_WHAT THE TASK REQUIRES_. Collect every line in the items below that contains the string "icon", and list those lines in their original order.

[Element box annotations]
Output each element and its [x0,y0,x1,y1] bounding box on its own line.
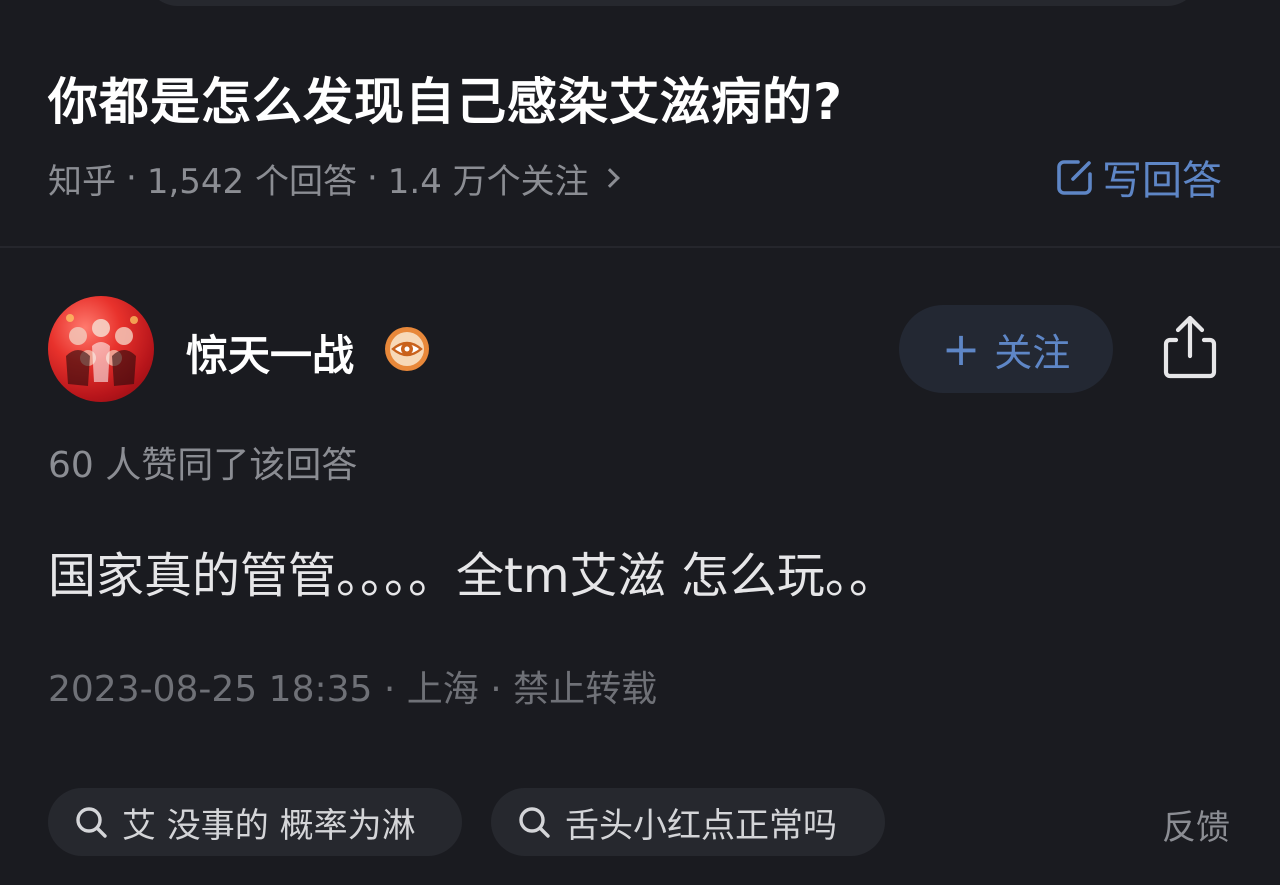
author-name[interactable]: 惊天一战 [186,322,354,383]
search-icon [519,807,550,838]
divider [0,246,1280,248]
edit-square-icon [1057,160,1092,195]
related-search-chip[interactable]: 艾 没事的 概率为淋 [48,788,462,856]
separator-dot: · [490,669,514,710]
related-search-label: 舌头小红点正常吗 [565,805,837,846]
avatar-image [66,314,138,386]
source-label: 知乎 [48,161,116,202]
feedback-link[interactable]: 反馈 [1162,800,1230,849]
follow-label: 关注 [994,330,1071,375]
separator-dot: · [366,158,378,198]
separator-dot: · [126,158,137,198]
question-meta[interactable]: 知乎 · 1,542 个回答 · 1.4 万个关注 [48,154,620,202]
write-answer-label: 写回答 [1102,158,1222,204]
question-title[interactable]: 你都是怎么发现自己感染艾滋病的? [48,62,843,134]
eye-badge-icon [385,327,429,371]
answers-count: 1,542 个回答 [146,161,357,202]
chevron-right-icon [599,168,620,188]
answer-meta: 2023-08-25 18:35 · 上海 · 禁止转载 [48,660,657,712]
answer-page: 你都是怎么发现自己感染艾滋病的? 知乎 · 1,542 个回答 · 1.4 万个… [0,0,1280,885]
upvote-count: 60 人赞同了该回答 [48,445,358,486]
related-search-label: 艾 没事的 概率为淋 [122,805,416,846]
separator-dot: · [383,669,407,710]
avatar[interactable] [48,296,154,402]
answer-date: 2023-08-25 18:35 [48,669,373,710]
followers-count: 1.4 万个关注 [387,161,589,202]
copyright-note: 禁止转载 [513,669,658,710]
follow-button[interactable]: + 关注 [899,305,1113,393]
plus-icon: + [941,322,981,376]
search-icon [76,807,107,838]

_EXPECTED ANSWER_.
search-icon [519,807,550,838]
edit-square-icon [1057,160,1092,195]
eye-badge-icon [385,327,429,371]
chevron-right-icon [599,168,620,188]
plus-icon: + [941,322,981,376]
search-icon [76,807,107,838]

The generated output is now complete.